Each line containing the word "icon" must be collected.

____________________

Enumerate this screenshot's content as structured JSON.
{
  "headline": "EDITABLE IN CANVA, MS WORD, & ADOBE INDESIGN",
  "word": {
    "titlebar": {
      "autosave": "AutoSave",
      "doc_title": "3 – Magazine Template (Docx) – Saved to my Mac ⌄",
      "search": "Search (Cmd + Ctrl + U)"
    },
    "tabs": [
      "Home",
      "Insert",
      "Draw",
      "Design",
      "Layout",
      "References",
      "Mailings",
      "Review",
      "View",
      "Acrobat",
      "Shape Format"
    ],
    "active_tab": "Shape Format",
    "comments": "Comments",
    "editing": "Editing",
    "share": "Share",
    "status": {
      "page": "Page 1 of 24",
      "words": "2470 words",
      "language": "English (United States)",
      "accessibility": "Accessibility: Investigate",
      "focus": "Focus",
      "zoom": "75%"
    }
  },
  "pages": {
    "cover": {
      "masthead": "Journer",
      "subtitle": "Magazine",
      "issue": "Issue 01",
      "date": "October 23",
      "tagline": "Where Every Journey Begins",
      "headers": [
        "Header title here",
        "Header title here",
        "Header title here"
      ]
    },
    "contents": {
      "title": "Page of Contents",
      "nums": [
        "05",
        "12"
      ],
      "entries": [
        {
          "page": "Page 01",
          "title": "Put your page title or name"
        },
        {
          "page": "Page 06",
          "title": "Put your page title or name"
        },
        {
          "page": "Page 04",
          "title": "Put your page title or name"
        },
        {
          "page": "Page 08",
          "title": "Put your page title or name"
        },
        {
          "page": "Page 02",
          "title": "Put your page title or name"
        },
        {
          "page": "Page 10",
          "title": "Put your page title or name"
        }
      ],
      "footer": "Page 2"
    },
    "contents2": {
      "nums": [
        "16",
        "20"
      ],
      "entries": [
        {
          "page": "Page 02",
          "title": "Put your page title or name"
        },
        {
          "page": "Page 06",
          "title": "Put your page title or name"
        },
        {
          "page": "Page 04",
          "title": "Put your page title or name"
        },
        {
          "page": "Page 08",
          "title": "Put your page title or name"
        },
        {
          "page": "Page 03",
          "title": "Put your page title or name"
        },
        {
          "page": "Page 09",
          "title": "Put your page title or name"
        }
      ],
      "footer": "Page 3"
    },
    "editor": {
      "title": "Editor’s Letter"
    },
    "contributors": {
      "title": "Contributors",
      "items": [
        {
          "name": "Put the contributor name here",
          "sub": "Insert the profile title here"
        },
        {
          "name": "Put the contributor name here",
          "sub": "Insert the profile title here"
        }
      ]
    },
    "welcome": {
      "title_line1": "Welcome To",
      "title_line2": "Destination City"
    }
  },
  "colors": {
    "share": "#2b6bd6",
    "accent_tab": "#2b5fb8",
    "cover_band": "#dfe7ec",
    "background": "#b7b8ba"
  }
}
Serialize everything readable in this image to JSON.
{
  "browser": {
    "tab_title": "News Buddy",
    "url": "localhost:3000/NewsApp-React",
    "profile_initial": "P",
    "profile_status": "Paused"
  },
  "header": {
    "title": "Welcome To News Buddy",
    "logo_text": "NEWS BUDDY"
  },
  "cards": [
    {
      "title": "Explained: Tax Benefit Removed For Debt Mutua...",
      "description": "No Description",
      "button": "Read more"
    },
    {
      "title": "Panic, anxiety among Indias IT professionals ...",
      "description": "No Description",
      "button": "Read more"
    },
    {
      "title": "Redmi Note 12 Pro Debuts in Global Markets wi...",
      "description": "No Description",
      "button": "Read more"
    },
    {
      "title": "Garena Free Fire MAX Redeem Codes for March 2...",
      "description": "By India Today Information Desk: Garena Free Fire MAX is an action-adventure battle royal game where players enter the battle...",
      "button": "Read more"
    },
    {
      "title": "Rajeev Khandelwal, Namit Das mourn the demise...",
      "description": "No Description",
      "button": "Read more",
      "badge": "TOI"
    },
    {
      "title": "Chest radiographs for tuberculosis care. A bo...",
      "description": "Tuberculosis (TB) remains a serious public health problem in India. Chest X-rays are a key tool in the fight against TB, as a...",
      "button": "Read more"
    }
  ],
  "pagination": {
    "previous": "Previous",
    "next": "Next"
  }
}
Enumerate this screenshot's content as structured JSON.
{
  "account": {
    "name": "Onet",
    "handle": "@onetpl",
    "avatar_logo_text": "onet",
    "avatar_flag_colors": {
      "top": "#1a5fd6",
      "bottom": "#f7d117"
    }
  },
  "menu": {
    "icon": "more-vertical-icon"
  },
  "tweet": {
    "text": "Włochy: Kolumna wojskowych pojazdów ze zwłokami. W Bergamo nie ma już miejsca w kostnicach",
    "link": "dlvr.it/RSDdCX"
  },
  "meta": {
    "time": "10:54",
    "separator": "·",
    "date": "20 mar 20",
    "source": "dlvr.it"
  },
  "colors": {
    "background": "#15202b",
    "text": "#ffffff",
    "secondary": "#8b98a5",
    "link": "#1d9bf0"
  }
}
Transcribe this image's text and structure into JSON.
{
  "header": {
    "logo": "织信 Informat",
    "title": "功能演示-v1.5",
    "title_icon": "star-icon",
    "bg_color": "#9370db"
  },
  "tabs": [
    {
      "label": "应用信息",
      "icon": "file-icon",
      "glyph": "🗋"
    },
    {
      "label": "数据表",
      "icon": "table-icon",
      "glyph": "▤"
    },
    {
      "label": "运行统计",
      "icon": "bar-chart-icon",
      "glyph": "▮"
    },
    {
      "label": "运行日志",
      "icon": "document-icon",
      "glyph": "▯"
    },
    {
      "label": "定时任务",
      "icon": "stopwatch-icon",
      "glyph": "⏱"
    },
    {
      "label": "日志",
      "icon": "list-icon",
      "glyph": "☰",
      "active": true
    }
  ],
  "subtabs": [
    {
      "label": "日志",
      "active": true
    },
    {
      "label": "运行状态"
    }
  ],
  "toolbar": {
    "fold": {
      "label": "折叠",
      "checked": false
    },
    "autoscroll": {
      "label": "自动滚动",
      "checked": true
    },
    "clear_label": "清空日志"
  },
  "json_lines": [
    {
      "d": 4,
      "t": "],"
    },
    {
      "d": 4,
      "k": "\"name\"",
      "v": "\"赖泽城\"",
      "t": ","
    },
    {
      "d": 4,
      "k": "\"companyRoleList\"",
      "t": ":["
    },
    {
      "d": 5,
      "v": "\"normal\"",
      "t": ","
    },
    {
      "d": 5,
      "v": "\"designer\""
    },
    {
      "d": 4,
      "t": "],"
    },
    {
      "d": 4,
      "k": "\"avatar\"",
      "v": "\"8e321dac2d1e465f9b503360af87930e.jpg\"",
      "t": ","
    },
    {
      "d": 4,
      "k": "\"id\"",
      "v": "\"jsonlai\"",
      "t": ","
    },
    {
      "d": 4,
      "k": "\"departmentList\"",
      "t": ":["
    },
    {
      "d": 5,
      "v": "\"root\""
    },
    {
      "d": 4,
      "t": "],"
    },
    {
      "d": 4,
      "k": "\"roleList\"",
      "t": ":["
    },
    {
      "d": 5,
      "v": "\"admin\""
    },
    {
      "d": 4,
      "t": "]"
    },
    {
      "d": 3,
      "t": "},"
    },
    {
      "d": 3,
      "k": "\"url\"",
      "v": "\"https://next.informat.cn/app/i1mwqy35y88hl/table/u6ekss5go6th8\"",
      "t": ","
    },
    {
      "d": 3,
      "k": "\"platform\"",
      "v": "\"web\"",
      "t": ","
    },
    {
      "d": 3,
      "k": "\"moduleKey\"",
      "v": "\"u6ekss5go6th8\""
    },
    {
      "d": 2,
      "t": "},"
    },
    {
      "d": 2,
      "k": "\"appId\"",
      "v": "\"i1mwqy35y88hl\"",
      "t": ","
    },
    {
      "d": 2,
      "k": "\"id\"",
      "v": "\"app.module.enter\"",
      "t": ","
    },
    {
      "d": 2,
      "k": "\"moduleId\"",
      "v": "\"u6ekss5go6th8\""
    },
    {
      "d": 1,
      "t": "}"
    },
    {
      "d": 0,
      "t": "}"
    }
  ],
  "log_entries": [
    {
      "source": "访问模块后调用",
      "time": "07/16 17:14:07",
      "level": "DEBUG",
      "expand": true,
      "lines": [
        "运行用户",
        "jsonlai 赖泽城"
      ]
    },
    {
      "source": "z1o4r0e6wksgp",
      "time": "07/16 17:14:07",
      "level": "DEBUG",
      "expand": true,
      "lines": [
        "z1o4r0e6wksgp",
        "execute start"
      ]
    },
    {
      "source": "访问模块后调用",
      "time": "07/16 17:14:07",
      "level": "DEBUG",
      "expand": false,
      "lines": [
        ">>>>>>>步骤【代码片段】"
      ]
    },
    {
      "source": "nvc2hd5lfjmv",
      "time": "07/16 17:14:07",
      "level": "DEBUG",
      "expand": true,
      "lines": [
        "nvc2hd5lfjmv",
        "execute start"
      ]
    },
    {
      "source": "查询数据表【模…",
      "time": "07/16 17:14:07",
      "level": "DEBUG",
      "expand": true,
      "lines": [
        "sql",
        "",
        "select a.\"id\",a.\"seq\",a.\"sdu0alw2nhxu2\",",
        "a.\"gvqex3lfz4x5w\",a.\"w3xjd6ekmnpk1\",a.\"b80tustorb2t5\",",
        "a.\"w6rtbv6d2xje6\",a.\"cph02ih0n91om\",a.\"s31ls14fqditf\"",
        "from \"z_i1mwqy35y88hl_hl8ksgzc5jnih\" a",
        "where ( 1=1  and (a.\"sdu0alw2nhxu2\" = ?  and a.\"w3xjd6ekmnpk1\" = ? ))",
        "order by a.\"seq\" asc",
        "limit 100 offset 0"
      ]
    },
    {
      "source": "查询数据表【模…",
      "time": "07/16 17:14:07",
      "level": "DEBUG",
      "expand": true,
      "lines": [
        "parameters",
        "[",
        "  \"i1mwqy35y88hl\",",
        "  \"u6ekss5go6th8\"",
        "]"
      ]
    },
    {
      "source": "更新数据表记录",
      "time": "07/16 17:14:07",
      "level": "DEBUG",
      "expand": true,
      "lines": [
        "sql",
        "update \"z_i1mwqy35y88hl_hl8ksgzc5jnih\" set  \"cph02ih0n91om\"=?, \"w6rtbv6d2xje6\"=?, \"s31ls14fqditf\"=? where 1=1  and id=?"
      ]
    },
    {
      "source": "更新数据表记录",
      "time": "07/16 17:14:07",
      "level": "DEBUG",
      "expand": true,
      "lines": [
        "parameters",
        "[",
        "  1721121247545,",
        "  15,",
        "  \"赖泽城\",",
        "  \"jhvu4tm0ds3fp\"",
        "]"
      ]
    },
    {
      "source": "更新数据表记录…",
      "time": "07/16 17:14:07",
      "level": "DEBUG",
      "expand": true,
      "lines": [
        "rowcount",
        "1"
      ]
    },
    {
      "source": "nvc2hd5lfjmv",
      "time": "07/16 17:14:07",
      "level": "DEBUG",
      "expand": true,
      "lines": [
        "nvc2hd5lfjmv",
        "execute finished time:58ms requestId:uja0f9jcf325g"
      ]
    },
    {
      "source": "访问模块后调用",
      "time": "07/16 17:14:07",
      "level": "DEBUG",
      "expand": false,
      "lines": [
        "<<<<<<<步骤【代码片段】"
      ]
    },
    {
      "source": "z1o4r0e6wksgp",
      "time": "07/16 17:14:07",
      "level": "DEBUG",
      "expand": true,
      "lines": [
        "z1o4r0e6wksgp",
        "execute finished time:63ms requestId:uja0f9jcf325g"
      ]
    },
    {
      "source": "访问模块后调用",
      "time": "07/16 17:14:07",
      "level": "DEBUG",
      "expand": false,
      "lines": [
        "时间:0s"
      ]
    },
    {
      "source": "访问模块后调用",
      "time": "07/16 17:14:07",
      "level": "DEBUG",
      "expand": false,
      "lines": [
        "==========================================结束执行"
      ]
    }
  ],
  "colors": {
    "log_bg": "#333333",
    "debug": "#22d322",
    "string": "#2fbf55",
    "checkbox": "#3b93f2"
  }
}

____________________

| Result for this task |
    "icon": "more-vertical-icon"
    "title_icon": "star-icon",
      "icon": "file-icon",
      "icon": "table-icon",
      "icon": "bar-chart-icon",
      "icon": "document-icon",
      "icon": "stopwatch-icon",
      "icon": "list-icon",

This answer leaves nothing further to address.